— start —

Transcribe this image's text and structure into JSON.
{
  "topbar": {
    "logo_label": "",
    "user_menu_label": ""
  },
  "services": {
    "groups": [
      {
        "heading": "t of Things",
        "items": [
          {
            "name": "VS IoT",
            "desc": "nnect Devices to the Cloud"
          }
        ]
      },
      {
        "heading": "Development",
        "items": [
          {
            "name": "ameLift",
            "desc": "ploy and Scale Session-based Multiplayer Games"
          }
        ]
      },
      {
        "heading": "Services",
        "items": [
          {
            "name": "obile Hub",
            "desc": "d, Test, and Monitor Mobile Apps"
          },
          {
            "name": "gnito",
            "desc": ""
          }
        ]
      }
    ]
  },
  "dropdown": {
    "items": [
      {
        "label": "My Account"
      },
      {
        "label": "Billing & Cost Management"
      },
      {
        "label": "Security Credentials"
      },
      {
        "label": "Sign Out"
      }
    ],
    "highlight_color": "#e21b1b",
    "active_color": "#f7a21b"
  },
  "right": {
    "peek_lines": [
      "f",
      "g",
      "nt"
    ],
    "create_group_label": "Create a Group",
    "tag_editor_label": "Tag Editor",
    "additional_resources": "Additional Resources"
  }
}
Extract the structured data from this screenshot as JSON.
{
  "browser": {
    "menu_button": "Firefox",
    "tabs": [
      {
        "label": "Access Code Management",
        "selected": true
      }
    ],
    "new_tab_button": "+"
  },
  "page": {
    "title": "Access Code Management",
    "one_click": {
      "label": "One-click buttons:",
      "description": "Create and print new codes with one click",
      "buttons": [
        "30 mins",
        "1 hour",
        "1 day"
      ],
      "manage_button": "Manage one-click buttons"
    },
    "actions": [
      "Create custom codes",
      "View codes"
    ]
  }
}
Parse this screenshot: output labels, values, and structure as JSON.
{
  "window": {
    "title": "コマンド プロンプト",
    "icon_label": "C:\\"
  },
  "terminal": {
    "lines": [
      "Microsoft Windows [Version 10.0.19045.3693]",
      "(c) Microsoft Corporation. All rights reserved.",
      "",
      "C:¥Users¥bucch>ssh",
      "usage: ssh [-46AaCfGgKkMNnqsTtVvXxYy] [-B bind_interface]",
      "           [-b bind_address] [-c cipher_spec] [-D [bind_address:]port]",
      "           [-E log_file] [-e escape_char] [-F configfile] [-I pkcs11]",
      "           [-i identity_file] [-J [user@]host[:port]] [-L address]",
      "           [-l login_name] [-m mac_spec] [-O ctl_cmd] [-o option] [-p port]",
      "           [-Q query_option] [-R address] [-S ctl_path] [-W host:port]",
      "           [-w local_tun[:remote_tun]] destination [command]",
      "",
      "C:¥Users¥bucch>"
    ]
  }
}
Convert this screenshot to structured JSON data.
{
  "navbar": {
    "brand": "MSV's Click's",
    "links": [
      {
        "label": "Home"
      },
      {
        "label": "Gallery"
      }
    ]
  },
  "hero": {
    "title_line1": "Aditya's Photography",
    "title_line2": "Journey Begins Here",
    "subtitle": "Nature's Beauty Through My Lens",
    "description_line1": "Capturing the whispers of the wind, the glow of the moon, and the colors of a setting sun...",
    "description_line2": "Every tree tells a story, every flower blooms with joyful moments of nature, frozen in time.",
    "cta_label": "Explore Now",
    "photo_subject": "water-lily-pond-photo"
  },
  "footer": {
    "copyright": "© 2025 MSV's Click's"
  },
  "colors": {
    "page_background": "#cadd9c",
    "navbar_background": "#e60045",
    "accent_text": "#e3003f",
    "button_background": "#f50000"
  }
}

— end —

Job
Within the material above, find the lines that contain the word "this"; copy them.

Solution to the exercise
Transcribe this image's text and structure into JSON.
Extract the structured data from this screenshot as JSON.
Parse this screenshot: output labels, values, and structure as JSON.
Convert this screenshot to structured JSON data.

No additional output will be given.